What to do
Find the string "PREZZI" and gather every line that holds it.

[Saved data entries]
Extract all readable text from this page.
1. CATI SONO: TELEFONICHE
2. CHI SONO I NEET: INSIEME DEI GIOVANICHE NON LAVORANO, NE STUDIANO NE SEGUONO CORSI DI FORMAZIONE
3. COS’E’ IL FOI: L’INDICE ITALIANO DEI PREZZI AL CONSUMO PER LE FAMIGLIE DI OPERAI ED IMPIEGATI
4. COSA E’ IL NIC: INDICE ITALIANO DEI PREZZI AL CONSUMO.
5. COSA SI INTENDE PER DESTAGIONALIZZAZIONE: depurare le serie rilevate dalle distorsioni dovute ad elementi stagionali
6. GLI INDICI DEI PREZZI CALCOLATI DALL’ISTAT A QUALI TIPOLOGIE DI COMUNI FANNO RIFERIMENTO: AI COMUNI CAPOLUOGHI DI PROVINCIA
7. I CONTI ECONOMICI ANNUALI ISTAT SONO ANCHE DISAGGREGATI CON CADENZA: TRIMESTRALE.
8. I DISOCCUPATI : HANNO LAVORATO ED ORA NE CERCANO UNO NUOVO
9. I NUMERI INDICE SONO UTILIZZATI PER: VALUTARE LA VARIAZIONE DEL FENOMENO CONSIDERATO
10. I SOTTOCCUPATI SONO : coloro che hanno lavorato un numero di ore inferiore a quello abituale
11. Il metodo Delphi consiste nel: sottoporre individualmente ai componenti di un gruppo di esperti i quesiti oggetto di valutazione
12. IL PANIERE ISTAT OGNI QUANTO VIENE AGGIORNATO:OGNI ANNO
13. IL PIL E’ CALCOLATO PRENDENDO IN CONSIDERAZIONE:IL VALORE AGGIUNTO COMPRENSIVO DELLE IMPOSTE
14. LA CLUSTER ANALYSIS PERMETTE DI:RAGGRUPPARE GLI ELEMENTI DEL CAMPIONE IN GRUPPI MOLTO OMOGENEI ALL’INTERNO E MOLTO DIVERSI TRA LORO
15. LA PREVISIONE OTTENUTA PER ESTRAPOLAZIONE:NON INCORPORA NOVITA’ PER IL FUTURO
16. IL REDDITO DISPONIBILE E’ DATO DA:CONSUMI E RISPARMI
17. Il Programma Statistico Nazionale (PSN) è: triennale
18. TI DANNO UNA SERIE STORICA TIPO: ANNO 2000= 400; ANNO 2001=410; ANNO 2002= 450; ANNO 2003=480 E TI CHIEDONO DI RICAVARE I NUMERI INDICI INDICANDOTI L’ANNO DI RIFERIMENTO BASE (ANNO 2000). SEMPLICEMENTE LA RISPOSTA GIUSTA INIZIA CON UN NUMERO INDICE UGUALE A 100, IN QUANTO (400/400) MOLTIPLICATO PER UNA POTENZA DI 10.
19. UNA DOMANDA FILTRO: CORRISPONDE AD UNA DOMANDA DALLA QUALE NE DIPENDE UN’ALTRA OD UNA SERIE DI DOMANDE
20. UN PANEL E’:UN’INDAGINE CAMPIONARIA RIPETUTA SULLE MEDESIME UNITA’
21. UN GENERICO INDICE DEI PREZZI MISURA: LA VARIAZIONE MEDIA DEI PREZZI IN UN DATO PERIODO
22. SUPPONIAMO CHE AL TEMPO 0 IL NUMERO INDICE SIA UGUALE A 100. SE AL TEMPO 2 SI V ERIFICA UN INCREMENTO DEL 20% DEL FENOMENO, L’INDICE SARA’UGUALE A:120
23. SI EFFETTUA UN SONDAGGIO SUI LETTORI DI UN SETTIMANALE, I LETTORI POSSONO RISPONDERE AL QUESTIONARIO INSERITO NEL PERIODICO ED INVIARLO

Solution below
3. COS’E’ IL FOI: L’INDICE ITALIANO DEI PREZZI AL CONSUMO PER LE FAMIGLIE DI OPERAI ED IMPIEGATI
4. COSA E’ IL NIC: INDICE ITALIANO DEI PREZZI AL CONSUMO.
6. GLI INDICI DEI PREZZI CALCOLATI DALL’ISTAT A QUALI TIPOLOGIE DI COMUNI FANNO RIFERIMENTO: AI COMUNI CAPOLUOGHI DI PROVINCIA
21. UN GENERICO INDICE DEI PREZZI MISURA: LA VARIAZIONE MEDIA DEI PREZZI IN UN DATO PERIODO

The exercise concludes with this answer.